● PROBLEM TO SOLVE: Return each line holding the string "yeast".

[start of PROVIDED RECORDS]

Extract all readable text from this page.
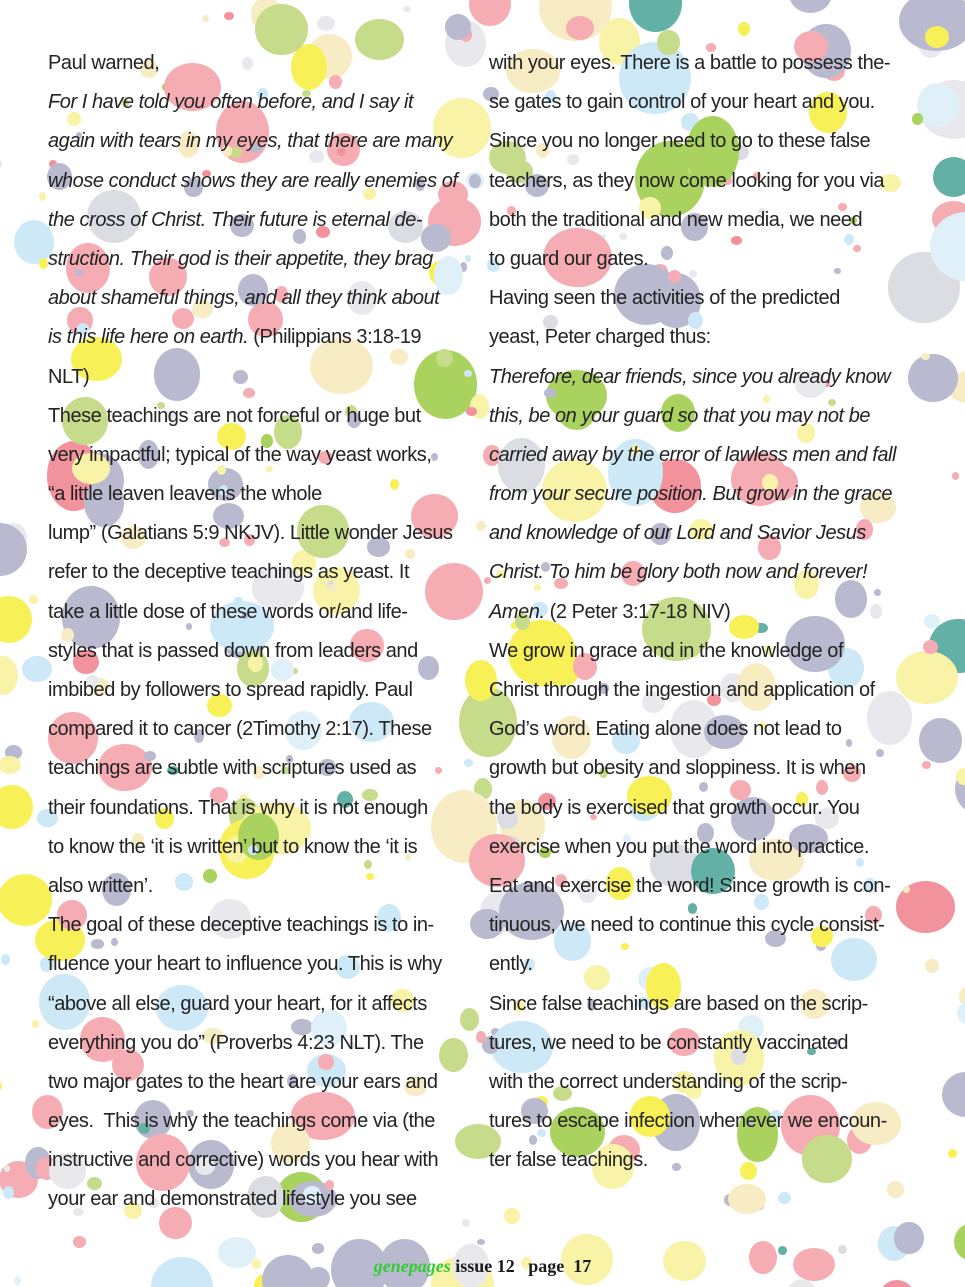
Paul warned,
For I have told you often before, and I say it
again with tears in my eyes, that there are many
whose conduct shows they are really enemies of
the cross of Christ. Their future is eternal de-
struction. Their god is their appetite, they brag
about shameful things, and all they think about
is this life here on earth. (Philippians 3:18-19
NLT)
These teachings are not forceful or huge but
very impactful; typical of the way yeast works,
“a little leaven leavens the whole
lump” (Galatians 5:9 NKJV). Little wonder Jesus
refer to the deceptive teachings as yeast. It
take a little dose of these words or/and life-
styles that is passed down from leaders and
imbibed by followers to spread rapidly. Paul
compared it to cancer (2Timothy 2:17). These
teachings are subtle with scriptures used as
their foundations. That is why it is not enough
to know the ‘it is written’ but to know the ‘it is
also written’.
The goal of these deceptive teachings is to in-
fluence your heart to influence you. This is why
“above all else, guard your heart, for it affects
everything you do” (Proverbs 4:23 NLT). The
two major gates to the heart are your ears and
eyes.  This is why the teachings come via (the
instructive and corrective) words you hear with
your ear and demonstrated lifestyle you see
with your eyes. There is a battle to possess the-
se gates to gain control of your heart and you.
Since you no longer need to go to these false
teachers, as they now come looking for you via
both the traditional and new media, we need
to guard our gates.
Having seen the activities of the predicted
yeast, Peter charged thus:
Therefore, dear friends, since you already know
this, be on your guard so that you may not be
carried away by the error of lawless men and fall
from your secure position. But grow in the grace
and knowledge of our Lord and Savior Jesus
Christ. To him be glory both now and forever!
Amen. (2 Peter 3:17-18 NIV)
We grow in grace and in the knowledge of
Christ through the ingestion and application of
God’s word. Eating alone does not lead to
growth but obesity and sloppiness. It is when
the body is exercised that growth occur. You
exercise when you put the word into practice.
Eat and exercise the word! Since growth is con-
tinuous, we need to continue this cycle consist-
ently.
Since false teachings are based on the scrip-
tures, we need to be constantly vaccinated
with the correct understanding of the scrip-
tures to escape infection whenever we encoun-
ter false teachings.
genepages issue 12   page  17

[end of PROVIDED RECORDS]
[start of PROVIDED RECORDS]

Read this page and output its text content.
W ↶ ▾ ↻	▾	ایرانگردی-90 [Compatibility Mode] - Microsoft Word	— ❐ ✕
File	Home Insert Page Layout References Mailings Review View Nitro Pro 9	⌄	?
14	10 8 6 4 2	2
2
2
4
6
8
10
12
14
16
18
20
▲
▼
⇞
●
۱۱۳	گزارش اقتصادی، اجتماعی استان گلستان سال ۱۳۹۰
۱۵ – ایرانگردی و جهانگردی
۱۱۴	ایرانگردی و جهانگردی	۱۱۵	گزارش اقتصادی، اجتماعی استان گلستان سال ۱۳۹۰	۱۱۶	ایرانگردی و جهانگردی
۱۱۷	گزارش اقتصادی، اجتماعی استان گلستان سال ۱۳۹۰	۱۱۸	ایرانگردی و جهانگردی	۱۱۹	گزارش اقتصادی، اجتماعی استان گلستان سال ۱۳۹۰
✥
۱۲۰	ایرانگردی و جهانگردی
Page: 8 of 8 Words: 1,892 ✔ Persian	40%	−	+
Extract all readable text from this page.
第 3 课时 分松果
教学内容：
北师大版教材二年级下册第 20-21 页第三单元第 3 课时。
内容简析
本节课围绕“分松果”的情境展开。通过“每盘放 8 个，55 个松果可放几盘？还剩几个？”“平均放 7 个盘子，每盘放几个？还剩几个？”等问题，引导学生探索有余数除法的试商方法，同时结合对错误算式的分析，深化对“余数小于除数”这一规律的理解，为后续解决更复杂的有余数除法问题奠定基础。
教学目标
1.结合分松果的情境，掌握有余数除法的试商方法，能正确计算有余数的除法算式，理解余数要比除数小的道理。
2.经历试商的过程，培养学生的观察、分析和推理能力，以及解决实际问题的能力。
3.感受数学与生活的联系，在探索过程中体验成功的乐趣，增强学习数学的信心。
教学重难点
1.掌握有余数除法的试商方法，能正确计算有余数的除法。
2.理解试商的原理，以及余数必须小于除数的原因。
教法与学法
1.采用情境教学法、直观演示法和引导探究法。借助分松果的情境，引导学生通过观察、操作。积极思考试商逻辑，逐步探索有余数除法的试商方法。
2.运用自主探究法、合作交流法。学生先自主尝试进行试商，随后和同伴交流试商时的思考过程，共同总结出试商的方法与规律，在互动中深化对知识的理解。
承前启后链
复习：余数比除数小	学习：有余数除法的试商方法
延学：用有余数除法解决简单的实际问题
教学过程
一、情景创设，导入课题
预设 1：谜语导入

[end of PROVIDED RECORDS]

● CORRECT ANSWER:
very impactful; typical of the way yeast works,
refer to the deceptive teachings as yeast. It
yeast, Peter charged thus:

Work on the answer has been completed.